• WRITTEN INSTRUCTION
Identify every line in the records below that contains the word "header", and copy each of those lines.

○ ○ ○ ○ ○ ○ ○

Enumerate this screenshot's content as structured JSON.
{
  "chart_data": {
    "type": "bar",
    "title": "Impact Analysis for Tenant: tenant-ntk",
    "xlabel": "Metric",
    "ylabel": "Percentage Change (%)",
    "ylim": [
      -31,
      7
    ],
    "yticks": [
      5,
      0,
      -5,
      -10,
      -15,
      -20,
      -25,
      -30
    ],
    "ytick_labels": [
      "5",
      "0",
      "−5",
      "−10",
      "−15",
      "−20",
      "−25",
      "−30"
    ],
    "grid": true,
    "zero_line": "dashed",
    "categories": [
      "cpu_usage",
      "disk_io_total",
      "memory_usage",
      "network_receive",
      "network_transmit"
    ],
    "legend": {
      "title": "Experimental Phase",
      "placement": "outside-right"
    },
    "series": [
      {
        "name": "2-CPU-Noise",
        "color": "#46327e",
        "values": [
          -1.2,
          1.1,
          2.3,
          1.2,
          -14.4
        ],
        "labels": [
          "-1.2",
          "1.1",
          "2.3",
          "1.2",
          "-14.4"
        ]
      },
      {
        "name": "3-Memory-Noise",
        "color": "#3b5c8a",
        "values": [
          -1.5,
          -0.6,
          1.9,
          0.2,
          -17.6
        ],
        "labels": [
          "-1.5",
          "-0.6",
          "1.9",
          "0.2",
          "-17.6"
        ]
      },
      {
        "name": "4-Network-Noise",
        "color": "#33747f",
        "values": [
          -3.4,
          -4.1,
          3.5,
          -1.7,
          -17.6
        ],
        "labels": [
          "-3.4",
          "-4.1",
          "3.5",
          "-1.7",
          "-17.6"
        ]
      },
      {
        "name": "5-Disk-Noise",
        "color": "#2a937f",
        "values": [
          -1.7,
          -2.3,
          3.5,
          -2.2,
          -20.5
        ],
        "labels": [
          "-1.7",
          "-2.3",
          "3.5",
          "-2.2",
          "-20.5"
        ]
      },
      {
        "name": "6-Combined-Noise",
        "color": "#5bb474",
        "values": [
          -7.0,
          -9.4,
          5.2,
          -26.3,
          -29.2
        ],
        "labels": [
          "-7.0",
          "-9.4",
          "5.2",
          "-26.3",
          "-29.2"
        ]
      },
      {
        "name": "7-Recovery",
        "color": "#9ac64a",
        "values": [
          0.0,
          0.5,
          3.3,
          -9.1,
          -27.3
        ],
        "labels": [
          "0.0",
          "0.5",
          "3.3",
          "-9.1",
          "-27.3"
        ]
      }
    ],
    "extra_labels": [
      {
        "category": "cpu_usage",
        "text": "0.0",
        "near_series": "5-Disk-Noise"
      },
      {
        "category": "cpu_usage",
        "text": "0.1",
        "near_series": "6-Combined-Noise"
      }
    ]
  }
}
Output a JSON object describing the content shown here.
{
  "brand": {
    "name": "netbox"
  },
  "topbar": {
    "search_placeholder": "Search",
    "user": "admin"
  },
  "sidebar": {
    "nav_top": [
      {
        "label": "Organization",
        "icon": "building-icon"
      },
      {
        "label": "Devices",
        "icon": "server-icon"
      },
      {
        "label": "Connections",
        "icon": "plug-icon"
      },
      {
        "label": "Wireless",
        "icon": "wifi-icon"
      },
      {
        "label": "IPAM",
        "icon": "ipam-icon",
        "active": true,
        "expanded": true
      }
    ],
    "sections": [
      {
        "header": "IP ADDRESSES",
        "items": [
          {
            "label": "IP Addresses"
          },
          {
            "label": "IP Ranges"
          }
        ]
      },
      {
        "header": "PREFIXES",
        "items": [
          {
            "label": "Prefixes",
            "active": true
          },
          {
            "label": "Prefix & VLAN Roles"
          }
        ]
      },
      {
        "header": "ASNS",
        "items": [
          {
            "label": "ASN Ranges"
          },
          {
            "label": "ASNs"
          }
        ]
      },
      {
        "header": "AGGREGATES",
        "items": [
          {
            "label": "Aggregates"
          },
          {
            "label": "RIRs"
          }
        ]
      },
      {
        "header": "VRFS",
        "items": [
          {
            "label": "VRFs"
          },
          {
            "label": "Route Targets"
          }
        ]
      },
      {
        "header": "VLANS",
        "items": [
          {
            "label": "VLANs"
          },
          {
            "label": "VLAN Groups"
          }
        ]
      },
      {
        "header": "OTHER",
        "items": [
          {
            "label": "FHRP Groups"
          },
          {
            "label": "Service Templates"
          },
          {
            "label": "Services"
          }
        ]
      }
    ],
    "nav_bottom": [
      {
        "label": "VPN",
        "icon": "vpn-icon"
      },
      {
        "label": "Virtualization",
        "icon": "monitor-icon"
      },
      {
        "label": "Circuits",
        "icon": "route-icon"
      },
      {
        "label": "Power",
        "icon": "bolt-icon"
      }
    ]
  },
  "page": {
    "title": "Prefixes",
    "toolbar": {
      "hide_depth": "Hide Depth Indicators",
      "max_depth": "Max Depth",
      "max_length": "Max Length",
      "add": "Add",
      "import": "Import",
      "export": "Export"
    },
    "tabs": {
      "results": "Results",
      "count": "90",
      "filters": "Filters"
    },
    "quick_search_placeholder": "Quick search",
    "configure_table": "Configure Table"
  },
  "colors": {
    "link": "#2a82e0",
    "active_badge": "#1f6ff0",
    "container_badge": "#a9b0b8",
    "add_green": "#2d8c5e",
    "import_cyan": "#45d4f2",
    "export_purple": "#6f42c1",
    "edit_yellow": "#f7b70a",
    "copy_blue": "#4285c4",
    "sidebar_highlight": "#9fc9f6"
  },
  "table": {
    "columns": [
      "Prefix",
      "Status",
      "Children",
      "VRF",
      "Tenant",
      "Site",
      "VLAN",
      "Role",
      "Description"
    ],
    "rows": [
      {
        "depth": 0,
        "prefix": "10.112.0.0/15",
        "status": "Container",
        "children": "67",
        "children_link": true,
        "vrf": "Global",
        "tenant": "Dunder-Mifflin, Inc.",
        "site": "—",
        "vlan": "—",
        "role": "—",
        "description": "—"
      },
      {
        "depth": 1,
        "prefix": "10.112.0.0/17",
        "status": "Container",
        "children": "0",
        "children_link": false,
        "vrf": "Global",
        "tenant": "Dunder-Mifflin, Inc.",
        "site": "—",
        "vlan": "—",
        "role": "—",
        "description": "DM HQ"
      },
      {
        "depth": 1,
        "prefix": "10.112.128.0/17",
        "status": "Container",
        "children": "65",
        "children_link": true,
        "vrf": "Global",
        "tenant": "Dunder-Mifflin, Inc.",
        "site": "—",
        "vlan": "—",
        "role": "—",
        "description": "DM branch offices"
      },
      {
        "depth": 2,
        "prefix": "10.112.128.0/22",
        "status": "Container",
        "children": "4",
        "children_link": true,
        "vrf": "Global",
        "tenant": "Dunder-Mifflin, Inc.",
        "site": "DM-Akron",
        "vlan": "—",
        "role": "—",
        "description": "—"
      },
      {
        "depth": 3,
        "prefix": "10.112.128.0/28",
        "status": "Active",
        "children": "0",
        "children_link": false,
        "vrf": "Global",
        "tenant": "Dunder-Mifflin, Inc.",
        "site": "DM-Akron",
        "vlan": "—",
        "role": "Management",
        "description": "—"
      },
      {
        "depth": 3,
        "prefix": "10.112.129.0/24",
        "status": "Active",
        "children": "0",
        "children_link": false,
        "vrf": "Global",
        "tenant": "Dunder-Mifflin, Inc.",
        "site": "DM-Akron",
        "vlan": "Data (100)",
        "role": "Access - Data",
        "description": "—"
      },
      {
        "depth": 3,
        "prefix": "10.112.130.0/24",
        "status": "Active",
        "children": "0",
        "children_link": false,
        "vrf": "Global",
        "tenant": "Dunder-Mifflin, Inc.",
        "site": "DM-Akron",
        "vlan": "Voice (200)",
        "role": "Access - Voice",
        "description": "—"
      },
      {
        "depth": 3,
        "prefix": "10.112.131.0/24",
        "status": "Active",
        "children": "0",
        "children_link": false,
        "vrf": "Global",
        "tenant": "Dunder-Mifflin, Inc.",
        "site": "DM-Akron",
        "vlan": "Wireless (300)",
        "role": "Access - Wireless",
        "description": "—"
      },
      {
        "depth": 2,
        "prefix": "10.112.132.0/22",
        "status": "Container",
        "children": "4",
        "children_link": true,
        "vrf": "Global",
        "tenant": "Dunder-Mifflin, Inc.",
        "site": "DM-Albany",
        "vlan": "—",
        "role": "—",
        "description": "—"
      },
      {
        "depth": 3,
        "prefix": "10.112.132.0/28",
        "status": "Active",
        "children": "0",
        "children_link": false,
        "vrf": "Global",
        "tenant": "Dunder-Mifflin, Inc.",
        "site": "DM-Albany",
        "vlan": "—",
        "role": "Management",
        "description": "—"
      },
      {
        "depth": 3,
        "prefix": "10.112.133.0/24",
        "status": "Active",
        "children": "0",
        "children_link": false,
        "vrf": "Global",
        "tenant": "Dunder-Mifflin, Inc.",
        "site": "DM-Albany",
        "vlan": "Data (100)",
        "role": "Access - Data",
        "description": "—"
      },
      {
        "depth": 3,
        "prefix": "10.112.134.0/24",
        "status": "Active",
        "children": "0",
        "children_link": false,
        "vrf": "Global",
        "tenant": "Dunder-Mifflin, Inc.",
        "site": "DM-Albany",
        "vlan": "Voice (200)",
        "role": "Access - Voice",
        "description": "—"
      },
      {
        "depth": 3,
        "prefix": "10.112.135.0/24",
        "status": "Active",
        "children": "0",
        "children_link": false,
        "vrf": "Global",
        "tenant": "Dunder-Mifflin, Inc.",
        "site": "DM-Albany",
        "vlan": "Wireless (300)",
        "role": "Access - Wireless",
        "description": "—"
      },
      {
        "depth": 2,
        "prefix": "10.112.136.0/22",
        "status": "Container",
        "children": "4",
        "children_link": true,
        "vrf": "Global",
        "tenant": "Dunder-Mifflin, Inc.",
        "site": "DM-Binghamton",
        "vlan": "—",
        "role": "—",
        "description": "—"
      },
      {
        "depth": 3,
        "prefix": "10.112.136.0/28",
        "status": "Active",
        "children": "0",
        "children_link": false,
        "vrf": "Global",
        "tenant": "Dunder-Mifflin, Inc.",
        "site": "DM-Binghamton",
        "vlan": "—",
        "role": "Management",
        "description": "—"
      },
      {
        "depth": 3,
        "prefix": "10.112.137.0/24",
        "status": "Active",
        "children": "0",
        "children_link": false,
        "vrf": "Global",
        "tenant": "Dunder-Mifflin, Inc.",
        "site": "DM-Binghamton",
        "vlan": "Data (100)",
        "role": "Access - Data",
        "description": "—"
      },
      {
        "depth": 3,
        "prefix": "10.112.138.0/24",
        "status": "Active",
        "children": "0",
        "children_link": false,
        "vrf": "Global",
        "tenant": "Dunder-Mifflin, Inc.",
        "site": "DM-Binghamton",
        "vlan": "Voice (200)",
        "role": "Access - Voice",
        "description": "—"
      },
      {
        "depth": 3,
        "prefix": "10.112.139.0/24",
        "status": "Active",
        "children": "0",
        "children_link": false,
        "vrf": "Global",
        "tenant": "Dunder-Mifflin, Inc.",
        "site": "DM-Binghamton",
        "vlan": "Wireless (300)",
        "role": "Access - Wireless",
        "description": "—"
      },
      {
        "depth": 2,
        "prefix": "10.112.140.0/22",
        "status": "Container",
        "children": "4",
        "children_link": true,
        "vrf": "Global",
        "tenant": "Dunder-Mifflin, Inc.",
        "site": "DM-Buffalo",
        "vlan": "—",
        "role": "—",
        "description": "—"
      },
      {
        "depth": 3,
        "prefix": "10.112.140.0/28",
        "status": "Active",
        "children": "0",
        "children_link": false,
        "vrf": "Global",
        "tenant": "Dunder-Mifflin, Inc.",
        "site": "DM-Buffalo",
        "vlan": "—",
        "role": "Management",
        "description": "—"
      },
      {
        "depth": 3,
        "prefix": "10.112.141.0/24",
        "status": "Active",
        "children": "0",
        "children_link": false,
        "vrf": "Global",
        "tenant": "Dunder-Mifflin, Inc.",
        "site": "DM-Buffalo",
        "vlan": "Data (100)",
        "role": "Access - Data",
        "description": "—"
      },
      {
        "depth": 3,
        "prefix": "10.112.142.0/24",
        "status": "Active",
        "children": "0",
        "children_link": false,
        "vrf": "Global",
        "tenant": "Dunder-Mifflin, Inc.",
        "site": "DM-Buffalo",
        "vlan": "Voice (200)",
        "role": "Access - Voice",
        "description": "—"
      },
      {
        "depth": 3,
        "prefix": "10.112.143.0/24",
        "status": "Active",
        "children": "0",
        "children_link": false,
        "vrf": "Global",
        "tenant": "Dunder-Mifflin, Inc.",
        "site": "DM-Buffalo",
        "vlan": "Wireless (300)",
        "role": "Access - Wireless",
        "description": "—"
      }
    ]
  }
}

○ ○ ○ ○ ○ ○ ○

• WRITTEN ANSWER
        "header": "IP ADDRESSES",
        "header": "PREFIXES",
        "header": "ASNS",
        "header": "AGGREGATES",
        "header": "VRFS",
        "header": "VLANS",
        "header": "OTHER",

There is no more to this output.